In the records below, pick out all lines containing the word "label".

* Begin *

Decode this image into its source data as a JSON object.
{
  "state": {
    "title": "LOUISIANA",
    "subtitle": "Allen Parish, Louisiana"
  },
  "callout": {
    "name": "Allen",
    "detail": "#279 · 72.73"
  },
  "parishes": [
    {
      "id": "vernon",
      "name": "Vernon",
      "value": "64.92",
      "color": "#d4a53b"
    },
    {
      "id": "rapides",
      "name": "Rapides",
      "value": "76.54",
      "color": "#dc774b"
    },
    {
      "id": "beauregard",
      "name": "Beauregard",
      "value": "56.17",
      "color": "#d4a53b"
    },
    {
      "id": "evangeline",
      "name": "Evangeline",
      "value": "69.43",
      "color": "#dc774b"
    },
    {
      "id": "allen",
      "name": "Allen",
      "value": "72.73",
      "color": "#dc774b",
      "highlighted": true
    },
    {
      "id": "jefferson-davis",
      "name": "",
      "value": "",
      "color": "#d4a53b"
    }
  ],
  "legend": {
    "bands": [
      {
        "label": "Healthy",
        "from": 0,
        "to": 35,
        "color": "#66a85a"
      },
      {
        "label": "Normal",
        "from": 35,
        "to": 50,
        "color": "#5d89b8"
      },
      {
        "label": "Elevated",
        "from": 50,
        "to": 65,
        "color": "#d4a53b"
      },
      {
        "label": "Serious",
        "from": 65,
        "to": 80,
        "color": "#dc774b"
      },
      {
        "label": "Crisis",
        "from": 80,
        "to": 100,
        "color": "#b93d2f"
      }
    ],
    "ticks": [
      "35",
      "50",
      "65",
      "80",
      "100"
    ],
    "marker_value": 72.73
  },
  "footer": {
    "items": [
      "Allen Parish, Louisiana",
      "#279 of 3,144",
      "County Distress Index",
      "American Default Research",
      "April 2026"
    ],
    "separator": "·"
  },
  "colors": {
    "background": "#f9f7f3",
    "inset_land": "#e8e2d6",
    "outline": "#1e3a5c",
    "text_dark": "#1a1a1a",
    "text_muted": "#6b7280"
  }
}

* End *

SOLUTION
        "label": "Healthy",
        "label": "Normal",
        "label": "Elevated",
        "label": "Serious",
        "label": "Crisis",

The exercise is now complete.